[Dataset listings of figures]
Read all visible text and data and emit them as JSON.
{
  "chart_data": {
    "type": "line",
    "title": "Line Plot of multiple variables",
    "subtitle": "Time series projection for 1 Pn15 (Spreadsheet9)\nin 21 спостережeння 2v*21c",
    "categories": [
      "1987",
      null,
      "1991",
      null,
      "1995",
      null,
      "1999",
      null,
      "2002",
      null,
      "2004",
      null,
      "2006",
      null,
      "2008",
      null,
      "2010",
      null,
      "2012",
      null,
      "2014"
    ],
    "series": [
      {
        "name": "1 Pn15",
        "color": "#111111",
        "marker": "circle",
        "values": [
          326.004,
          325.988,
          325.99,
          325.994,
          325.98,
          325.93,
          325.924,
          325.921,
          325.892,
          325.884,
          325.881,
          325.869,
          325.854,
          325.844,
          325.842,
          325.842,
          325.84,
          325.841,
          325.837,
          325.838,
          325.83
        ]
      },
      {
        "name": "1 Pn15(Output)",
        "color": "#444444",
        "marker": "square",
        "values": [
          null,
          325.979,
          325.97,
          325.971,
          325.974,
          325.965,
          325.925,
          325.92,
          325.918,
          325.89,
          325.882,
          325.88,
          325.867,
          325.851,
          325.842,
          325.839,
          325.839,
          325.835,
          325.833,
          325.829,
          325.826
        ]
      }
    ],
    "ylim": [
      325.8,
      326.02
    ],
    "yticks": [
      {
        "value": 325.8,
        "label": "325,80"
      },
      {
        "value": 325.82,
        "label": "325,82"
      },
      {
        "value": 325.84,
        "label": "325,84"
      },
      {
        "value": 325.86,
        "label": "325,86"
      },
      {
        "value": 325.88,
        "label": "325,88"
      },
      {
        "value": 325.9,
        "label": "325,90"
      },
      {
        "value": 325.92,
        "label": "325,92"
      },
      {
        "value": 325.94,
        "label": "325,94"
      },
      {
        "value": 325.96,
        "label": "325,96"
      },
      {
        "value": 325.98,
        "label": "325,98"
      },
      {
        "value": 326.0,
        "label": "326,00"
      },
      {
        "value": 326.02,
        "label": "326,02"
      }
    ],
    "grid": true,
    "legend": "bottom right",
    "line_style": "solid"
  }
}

• Problem statement:
Every line of the material must be returned exactly as it appears.

• Result for this exercise:
Read all visible text and data and emit them as JSON.
{
  "chart_data": {
    "type": "line",
    "title": "Line Plot of multiple variables",
    "subtitle": "Time series projection for 1 Pn15 (Spreadsheet9)\nin 21 спостережeння 2v*21c",
    "categories": [
      "1987",
      null,
      "1991",
      null,
      "1995",
      null,
      "1999",
      null,
      "2002",
      null,
      "2004",
      null,
      "2006",
      null,
      "2008",
      null,
      "2010",
      null,
      "2012",
      null,
      "2014"
    ],
    "series": [
      {
        "name": "1 Pn15",
        "color": "#111111",
        "marker": "circle",
        "values": [
          326.004,
          325.988,
          325.99,
          325.994,
          325.98,
          325.93,
          325.924,
          325.921,
          325.892,
          325.884,
          325.881,
          325.869,
          325.854,
          325.844,
          325.842,
          325.842,
          325.84,
          325.841,
          325.837,
          325.838,
          325.83
        ]
      },
      {
        "name": "1 Pn15(Output)",
        "color": "#444444",
        "marker": "square",
        "values": [
          null,
          325.979,
          325.97,
          325.971,
          325.974,
          325.965,
          325.925,
          325.92,
          325.918,
          325.89,
          325.882,
          325.88,
          325.867,
          325.851,
          325.842,
          325.839,
          325.839,
          325.835,
          325.833,
          325.829,
          325.826
        ]
      }
    ],
    "ylim": [
      325.8,
      326.02
    ],
    "yticks": [
      {
        "value": 325.8,
        "label": "325,80"
      },
      {
        "value": 325.82,
        "label": "325,82"
      },
      {
        "value": 325.84,
        "label": "325,84"
      },
      {
        "value": 325.86,
        "label": "325,86"
      },
      {
        "value": 325.88,
        "label": "325,88"
      },
      {
        "value": 325.9,
        "label": "325,90"
      },
      {
        "value": 325.92,
        "label": "325,92"
      },
      {
        "value": 325.94,
        "label": "325,94"
      },
      {
        "value": 325.96,
        "label": "325,96"
      },
      {
        "value": 325.98,
        "label": "325,98"
      },
      {
        "value": 326.0,
        "label": "326,00"
      },
      {
        "value": 326.02,
        "label": "326,02"
      }
    ],
    "grid": true,
    "legend": "bottom right",
    "line_style": "solid"
  }
}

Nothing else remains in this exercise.